_TASK_
Note each line of the listing that contains the string "minutos", and copy it.

_DATA LINES_
== == ==

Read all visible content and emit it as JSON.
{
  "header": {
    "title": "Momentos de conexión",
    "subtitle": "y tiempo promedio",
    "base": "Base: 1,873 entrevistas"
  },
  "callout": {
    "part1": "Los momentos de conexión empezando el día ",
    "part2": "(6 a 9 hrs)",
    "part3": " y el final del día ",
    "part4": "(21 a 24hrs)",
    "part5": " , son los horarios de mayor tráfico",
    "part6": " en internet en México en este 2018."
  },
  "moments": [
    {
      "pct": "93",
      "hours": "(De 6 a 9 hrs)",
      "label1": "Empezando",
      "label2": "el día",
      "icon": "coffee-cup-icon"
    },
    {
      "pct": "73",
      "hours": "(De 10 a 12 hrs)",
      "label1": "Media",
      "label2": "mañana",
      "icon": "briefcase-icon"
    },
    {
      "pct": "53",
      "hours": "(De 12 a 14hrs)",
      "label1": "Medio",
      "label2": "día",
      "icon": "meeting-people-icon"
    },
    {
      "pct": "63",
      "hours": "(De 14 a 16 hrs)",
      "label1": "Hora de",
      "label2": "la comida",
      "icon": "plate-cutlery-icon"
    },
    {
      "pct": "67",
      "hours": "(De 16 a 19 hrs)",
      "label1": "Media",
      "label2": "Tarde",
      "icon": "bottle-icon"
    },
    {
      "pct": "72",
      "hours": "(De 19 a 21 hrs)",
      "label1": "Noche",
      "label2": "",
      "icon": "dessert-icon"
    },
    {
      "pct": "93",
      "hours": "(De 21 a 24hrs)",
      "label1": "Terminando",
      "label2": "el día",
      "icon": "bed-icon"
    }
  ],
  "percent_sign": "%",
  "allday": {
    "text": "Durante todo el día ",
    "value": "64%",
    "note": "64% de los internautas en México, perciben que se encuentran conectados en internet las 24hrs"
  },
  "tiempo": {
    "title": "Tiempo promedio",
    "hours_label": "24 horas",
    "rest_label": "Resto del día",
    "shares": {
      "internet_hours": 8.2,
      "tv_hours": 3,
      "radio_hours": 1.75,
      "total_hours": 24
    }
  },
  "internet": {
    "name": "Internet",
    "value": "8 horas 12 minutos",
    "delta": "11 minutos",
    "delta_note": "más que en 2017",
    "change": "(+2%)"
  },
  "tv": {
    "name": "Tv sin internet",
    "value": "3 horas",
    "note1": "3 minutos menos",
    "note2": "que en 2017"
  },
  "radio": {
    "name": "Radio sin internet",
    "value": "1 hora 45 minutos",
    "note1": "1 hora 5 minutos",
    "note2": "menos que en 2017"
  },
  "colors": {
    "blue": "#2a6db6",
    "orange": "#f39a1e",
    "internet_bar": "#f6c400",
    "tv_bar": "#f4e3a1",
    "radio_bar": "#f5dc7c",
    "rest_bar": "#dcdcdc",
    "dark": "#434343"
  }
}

== == ==

_WRITTEN ANSWER_
    "value": "8 horas 12 minutos",
    "delta": "11 minutos",
    "note1": "3 minutos menos",
    "value": "1 hora 45 minutos",
    "note1": "1 hora 5 minutos",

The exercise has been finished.